[BRIEF]: Identify the lines holding "Corrected" and copy them.

BEGIN

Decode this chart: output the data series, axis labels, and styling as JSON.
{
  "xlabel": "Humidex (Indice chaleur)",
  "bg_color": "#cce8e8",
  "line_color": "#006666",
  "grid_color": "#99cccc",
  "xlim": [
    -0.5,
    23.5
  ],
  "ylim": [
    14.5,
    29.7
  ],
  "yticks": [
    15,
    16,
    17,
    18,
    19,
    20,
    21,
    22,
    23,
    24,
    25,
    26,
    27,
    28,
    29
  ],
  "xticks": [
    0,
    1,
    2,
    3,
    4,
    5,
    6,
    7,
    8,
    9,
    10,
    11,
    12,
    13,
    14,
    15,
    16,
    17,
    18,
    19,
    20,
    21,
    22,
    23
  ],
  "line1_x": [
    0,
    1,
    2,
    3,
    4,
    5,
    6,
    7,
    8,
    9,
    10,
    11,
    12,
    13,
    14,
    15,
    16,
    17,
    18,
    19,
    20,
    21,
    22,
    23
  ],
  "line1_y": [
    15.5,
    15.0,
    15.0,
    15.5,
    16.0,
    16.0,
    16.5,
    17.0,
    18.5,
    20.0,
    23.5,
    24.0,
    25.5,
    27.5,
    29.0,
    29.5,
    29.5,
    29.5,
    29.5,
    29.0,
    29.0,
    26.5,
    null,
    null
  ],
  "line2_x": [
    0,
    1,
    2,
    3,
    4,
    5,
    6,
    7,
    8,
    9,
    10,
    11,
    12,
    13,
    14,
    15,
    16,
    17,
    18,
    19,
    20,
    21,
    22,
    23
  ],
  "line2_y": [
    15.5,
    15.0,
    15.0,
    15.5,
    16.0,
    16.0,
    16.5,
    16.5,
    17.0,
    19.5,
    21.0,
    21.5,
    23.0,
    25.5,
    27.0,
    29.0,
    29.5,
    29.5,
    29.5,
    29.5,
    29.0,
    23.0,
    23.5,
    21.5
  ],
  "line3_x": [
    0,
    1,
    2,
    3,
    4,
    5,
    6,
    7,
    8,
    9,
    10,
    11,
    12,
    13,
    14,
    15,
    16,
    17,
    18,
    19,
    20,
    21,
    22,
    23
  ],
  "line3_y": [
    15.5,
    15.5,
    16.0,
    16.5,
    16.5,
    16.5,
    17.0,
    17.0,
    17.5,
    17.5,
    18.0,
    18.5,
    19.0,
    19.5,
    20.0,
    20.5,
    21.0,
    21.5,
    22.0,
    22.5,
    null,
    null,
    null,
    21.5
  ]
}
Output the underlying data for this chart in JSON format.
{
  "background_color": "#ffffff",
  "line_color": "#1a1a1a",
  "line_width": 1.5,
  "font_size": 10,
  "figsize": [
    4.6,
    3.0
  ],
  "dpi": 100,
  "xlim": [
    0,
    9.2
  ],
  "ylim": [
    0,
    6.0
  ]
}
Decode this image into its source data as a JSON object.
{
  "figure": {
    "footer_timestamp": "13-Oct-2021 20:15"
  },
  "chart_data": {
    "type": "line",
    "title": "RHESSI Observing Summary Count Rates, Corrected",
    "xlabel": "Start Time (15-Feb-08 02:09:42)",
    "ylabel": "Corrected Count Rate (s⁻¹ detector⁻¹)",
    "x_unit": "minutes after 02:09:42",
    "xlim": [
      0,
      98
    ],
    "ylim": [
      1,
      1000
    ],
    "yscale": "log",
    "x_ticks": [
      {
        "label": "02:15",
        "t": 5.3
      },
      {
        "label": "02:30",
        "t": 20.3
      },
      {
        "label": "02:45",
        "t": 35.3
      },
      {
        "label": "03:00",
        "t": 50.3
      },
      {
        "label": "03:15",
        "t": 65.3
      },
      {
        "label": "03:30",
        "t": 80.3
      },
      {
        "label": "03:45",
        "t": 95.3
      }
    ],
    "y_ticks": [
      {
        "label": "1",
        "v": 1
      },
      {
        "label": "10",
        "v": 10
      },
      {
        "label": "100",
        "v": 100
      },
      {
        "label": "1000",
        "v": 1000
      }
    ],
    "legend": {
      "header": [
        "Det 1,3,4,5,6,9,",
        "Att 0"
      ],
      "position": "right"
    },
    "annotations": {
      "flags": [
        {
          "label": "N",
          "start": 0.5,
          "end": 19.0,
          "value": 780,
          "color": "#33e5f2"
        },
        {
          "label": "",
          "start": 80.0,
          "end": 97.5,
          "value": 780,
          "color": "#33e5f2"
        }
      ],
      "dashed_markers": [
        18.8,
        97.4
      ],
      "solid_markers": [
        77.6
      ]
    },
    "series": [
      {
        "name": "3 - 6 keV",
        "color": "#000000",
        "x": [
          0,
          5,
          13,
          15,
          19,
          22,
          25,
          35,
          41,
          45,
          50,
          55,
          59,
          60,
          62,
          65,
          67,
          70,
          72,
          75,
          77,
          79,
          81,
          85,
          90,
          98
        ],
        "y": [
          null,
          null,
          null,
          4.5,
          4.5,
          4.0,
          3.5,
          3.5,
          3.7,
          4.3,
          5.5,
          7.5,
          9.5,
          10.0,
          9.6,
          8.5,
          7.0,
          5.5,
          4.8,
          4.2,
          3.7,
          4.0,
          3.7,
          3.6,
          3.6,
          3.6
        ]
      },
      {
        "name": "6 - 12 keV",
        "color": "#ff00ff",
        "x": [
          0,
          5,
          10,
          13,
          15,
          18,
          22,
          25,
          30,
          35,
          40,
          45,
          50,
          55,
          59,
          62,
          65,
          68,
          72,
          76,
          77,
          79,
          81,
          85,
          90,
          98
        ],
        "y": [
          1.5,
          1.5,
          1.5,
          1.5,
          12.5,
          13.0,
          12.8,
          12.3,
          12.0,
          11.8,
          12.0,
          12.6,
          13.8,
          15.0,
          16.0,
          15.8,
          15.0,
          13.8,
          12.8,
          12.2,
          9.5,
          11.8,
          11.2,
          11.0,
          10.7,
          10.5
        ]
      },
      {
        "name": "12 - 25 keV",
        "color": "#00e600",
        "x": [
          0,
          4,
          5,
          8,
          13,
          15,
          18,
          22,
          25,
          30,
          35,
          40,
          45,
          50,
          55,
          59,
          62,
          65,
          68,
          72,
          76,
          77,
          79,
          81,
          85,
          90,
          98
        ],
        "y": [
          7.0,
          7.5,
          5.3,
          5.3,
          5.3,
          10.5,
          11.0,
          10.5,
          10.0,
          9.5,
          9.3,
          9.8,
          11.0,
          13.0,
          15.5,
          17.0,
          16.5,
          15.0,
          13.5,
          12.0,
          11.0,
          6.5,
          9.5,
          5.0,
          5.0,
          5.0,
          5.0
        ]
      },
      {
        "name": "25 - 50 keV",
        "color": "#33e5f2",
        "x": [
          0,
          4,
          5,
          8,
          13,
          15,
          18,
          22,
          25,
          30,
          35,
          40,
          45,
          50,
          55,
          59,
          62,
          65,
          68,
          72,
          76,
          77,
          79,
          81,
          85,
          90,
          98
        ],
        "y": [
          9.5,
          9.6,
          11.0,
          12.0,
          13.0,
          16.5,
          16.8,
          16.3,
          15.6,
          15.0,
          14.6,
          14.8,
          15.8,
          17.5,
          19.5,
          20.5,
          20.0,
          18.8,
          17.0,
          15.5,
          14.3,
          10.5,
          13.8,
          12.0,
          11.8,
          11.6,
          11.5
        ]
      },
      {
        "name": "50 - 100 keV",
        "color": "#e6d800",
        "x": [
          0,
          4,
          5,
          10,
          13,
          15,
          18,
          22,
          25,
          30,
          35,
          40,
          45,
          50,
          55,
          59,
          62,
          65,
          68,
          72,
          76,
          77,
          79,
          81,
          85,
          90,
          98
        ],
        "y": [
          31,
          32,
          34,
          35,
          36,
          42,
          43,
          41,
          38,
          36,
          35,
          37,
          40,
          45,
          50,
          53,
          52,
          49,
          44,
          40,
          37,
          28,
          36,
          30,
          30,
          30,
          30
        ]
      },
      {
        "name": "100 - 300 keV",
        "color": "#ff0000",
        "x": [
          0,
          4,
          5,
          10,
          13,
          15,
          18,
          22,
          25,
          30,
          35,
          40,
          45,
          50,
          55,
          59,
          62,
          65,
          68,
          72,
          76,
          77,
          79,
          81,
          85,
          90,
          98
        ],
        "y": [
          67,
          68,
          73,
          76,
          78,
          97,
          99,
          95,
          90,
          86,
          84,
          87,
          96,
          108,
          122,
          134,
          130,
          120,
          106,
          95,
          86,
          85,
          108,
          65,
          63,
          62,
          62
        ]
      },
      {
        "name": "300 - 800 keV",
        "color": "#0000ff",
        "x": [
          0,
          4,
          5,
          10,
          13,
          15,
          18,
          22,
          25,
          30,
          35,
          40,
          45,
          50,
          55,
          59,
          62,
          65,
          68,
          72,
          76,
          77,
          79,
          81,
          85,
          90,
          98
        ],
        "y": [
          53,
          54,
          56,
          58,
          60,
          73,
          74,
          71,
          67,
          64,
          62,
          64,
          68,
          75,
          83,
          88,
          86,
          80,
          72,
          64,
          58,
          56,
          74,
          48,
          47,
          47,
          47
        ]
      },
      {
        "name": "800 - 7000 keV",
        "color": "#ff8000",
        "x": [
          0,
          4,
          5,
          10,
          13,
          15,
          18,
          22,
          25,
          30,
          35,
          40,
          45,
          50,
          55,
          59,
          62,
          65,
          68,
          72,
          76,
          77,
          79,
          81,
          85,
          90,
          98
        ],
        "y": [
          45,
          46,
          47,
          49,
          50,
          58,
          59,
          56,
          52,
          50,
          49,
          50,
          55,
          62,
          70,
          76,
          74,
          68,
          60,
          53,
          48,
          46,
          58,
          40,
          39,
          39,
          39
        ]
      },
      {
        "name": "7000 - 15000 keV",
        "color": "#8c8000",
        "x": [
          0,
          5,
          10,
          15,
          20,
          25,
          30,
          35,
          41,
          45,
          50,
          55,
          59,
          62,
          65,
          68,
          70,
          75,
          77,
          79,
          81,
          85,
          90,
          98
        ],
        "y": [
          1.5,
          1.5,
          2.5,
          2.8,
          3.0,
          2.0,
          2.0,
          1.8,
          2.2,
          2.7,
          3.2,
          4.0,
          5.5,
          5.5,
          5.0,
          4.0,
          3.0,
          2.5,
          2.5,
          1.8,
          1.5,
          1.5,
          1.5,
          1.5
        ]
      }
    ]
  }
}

END

[FULL OUTPUT]:
    "title": "RHESSI Observing Summary Count Rates, Corrected",
    "ylabel": "Corrected Count Rate (s⁻¹ detector⁻¹)",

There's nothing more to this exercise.